» **Texto proporcionado**:
========================================================================

El peregrino chamán europeo
Llevaba tiempo caminando, subsistiendo gracias a algunos intercambios que hacía con aquellas tribus que no eran hostiles, y que por ser mercader le respetaban: «Con mis tratos y mercaderías entraba tierra adentro todo lo que quería, y lo principal de mi trato eran pedazos de caracoles y conchas con que ellos cortan». Cerca de la desembocadura del río del Espíritu Santo, ahora llamado Mississippi, se encontró con unos indios quevenes que le dijeron que más adelante y al otro lado del río había tres hombres como él, que resultaron ser miembros de su expedición, dos españoles y un esclavo negro, que habían corrido su misma suerte y también consiguieron escapar por las mismas fechas. Uno de ellos era Alonso del Castillo Maldonado, hijo de un noble empobrecido de Salamanca, que había hecho carrera militar para acabar alistándose en la expedición de Narváez con grado de capitán. Le acompañaba Andrés Dorantes de Carranza, también Salmantino de Béjar y con igual rango, y el esclavo de este último, Estebanico, también llamado Esteban el Negro, del que Cabeza de Vaca dijo «era negro alárabe natural de Azamour (actual Azemmour, en la costa atlántica de Marruecos, pocos kilómetros al sur de Casablanca)». Fue, casi con seguridad, el primer africano en pisar tierra continental estadounidense.

========================================================================

[Registros de límites de elementos]
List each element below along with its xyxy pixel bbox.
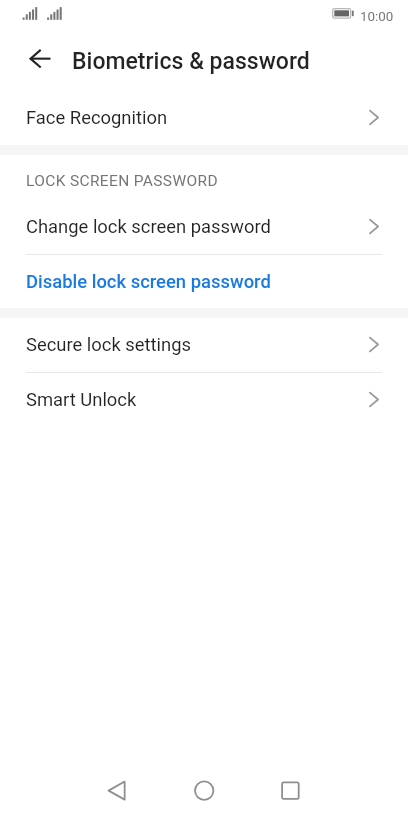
- button[interactable]: Face Recognition: [0, 91, 408, 145]
- staticText: LOCK SCREEN PASSWORD: [26, 172, 218, 190]
- button[interactable]: Change lock screen password: [0, 200, 408, 254]
- button[interactable]: Smart Unlock: [0, 373, 408, 427]
- staticText: 10:00: [360, 9, 394, 25]
- staticText: Secure lock settings: [26, 334, 369, 356]
- button[interactable]: Disable lock screen password: [0, 255, 408, 308]
- button[interactable]: Recent apps: [259, 760, 321, 816]
- button[interactable]: Home: [173, 760, 235, 816]
- staticText: Change lock screen password: [26, 216, 369, 238]
- staticText: Disable lock screen password: [26, 271, 382, 293]
- staticText: Face Recognition: [26, 107, 369, 129]
- staticText: Smart Unlock: [26, 389, 369, 411]
- button[interactable]: Navigate up: [12, 30, 60, 87]
- staticText: Biometrics & password: [72, 48, 310, 75]
- button[interactable]: Back: [86, 760, 148, 816]
- button[interactable]: Secure lock settings: [0, 318, 408, 372]
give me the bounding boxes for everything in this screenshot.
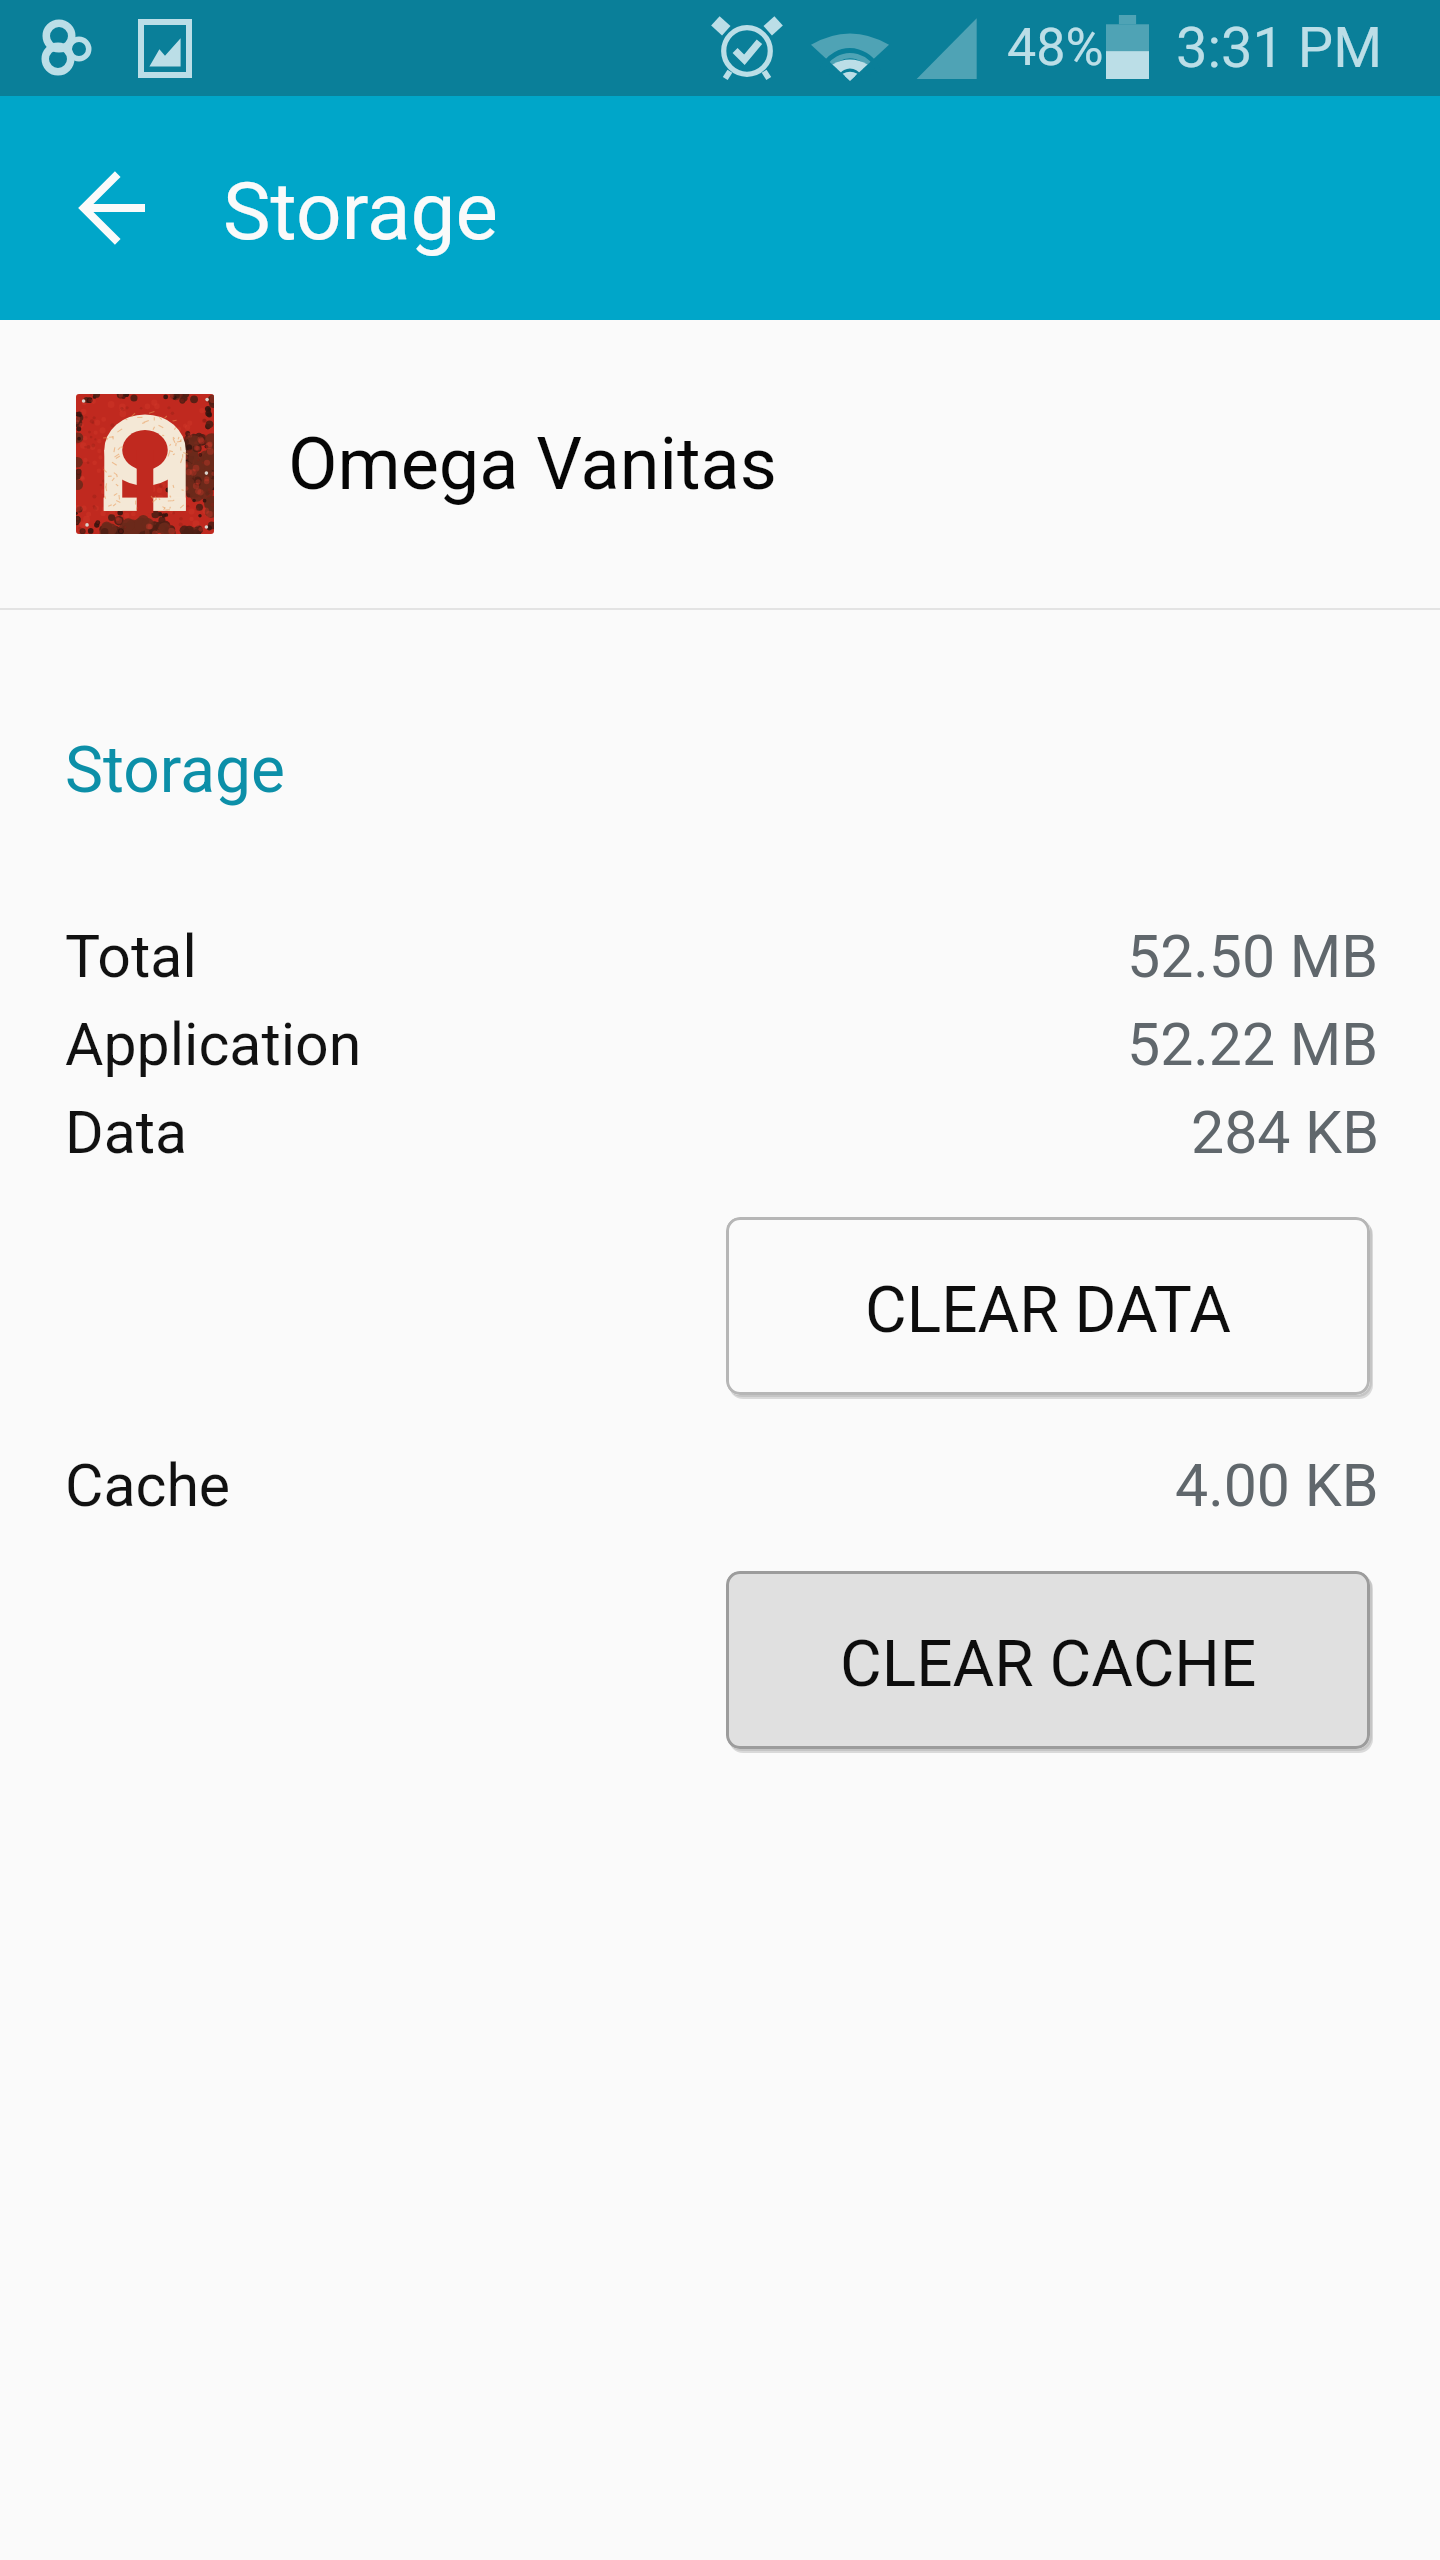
button[interactable]: Navigate up xyxy=(48,143,178,273)
staticText: 52.22 MB xyxy=(1127,1010,1379,1079)
button[interactable]: CLEAR CACHE xyxy=(726,1571,1370,1749)
staticText: Storage xyxy=(223,165,498,259)
staticText: Omega Vanitas xyxy=(288,422,777,506)
staticText: 3:31 PM xyxy=(1176,15,1383,81)
button[interactable]: CLEAR DATA xyxy=(726,1217,1370,1395)
staticText: 48% xyxy=(1007,17,1104,78)
staticText: CLEAR CACHE xyxy=(840,1627,1257,1702)
staticText: CLEAR DATA xyxy=(865,1273,1232,1348)
staticText: Storage xyxy=(65,733,285,808)
staticText: Data xyxy=(65,1098,188,1167)
staticText: Application xyxy=(65,1010,362,1079)
staticText: 284 KB xyxy=(1191,1098,1379,1167)
staticText: Cache xyxy=(65,1451,231,1520)
staticText: 4.00 KB xyxy=(1175,1451,1379,1520)
button[interactable]: Omega Vanitas xyxy=(0,320,1440,608)
staticText: 52.50 MB xyxy=(1127,922,1379,991)
staticText: Total xyxy=(65,922,197,991)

========================================================================

» **Enunciado 1**: Según el texto sobre el peregrino chamán europeo, ¿con qué nombre se conoce hoy el río del Espíritu Santo?
» **Enunciado 2**: Escribe una continuación del texto sobre el peregrino chamán europeo a partir de su última oración.

» **Respuesta 1**: Mississippi.

» **Respuesta 2**:
Los cuatro decidieron seguir el plan de Álvar para intentar llegar a Nueva España. «Yo les dije que mi propósito era pasar a tierra de cristianos, y que en ese rastro y busca iba.» Llevaban pocas semanas caminando, según cuenta en su relato, cuando los emboscaron y volvieron a hacer prisioneros. Ocurrió que, al llegar al poblado de sus captores supieron que el hijo del jefe estaba enfermo de gravedad y los chamanes de la tribu no habían conseguido mejorar su salud con ritual alguno. Estaban nuestros protagonistas encerrados y bajo vigilancia, creyendo que había terminado su fortuna y pronto se les daría muerte, y en su desesperación se pusieron a rezar en voz alta. Los indios, al escucharles orar creyeron que estaban realizando algún tipo de conjuro mágico y al ser preguntados Cabeza de Vaca vio una oportunidad y respondió que sí, y les contó que había sido aprendiz de un chamán. Fue llevado a la choza donde se hallaba el moribundo príncipe indio y relata que, intentando ganar tiempo, se puso a rezar todo lo que recordaba haber visto hacer a los sacerdotes en la misa, a persignarse, a danzar como viera a su antiguo dueño curandero, a ponerle compresas de hierbas y ungüentos, y a hacer todas las pantomimas que se le ocurrieron. Y ocurrió, por pura casualidad, que durante la puesta en escena de tan extravagante ritual bajó la fiebre del enfermo y comenzó a restablecerse, a hablar y a ingerir alimento. Imagínense la reacción de los supersticiosos miembros de la tribu, que pasaron de tratar a los prisioneros como condenados al patíbulo a considerarlos seres poderosos capaces de curar lo que ni sus propios chamanes habían podido.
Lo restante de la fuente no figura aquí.